• **OBJECTIVE**:
Please set down the data below from the line with "Annotate this image: element" up to and including the line with "Text: 2: 2 <box>41 496 49 506</box>", copying each line without change and leaving the pictures out of your answer.

• **RECORDED DATA**:
====
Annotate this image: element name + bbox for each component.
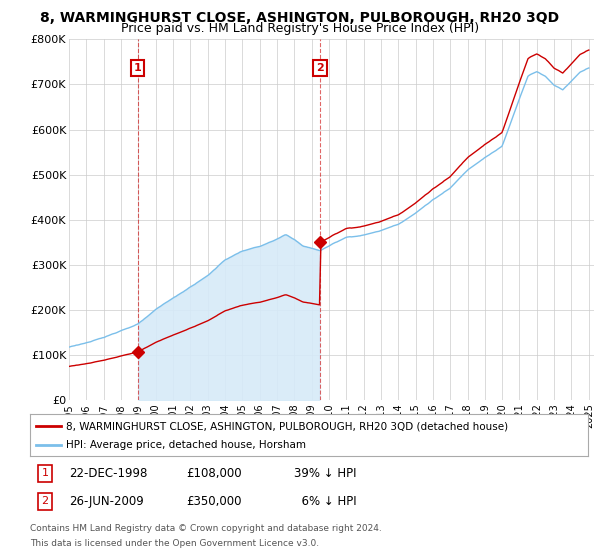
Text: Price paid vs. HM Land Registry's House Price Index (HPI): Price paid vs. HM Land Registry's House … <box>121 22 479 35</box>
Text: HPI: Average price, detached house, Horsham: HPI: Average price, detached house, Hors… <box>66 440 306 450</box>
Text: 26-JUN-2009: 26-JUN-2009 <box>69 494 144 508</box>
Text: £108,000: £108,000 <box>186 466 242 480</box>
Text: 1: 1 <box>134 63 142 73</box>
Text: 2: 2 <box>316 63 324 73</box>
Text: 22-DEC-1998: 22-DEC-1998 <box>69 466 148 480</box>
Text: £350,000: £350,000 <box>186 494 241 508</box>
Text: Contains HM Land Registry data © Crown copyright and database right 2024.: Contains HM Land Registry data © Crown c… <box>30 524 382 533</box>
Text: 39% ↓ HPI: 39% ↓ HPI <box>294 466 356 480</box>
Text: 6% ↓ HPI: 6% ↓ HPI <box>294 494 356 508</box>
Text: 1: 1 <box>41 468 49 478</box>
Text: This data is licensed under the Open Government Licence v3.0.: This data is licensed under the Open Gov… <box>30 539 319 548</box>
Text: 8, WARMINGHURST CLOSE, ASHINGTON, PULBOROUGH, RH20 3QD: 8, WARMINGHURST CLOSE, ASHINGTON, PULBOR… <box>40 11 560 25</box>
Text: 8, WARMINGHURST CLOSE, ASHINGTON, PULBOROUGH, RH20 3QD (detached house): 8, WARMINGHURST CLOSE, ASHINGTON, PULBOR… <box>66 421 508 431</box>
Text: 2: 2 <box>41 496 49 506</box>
====
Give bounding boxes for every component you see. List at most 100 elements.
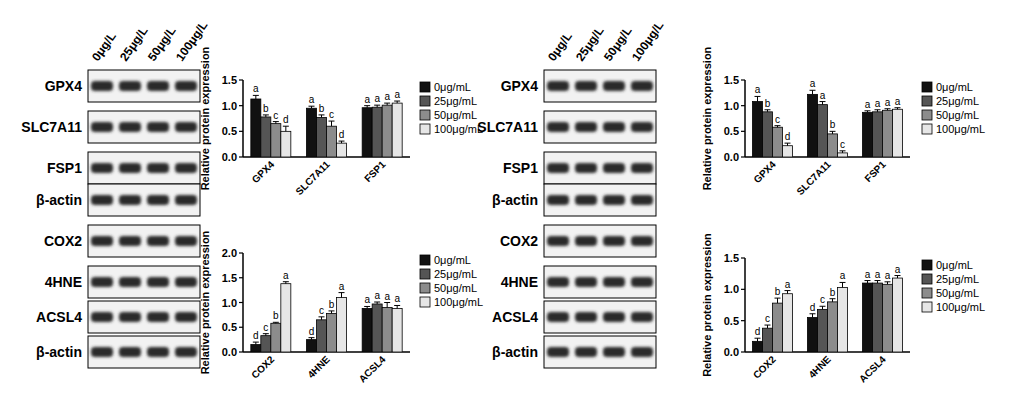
====
• **ANSWER TO THIS TASK**:
Annotate this image: element name + bbox for each component.
Text: Price paid vs. HM Land Registry's House Price Index (HPI): Price paid vs. HM Land Registry's House … <box>121 22 479 35</box>
Text: HPI: Average price, detached house, Horsham: HPI: Average price, detached house, Hors… <box>66 440 306 450</box>
Text: 26-JUN-2009: 26-JUN-2009 <box>69 494 144 508</box>
Text: £108,000: £108,000 <box>186 466 242 480</box>
Text: 1: 1 <box>134 63 142 73</box>
Text: 2: 2 <box>316 63 324 73</box>
Text: 22-DEC-1998: 22-DEC-1998 <box>69 466 148 480</box>
Text: £350,000: £350,000 <box>186 494 241 508</box>
Text: Contains HM Land Registry data © Crown copyright and database right 2024.: Contains HM Land Registry data © Crown c… <box>30 524 382 533</box>
Text: 39% ↓ HPI: 39% ↓ HPI <box>294 466 356 480</box>
Text: 6% ↓ HPI: 6% ↓ HPI <box>294 494 356 508</box>
Text: 1: 1 <box>41 468 49 478</box>
Text: This data is licensed under the Open Government Licence v3.0.: This data is licensed under the Open Gov… <box>30 539 319 548</box>
Text: 8, WARMINGHURST CLOSE, ASHINGTON, PULBOROUGH, RH20 3QD: 8, WARMINGHURST CLOSE, ASHINGTON, PULBOR… <box>40 11 560 25</box>
Text: 8, WARMINGHURST CLOSE, ASHINGTON, PULBOROUGH, RH20 3QD (detached house): 8, WARMINGHURST CLOSE, ASHINGTON, PULBOR… <box>66 421 508 431</box>
Text: 2: 2 <box>41 496 49 506</box>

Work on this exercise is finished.